Supplied material:

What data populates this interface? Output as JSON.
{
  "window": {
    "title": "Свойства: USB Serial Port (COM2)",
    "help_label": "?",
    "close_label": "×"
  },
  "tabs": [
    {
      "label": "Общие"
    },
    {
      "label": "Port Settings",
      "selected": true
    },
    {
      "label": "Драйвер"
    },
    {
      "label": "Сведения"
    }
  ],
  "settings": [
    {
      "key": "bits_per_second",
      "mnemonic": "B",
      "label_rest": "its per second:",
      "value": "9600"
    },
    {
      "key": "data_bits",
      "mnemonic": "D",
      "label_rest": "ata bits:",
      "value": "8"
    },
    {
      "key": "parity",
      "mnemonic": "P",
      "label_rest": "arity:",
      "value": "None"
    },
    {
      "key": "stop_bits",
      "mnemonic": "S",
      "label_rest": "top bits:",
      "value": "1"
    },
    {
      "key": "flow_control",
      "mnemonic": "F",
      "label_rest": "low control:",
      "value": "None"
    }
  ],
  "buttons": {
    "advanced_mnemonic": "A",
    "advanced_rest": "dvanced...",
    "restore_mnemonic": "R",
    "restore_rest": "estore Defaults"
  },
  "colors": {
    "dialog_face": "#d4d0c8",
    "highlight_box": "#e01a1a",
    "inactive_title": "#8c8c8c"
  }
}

Task objective: Copy down the material exactly as written.

Correct result:
What data populates this interface? Output as JSON.
{
  "window": {
    "title": "Свойства: USB Serial Port (COM2)",
    "help_label": "?",
    "close_label": "×"
  },
  "tabs": [
    {
      "label": "Общие"
    },
    {
      "label": "Port Settings",
      "selected": true
    },
    {
      "label": "Драйвер"
    },
    {
      "label": "Сведения"
    }
  ],
  "settings": [
    {
      "key": "bits_per_second",
      "mnemonic": "B",
      "label_rest": "its per second:",
      "value": "9600"
    },
    {
      "key": "data_bits",
      "mnemonic": "D",
      "label_rest": "ata bits:",
      "value": "8"
    },
    {
      "key": "parity",
      "mnemonic": "P",
      "label_rest": "arity:",
      "value": "None"
    },
    {
      "key": "stop_bits",
      "mnemonic": "S",
      "label_rest": "top bits:",
      "value": "1"
    },
    {
      "key": "flow_control",
      "mnemonic": "F",
      "label_rest": "low control:",
      "value": "None"
    }
  ],
  "buttons": {
    "advanced_mnemonic": "A",
    "advanced_rest": "dvanced...",
    "restore_mnemonic": "R",
    "restore_rest": "estore Defaults"
  },
  "colors": {
    "dialog_face": "#d4d0c8",
    "highlight_box": "#e01a1a",
    "inactive_title": "#8c8c8c"
  }
}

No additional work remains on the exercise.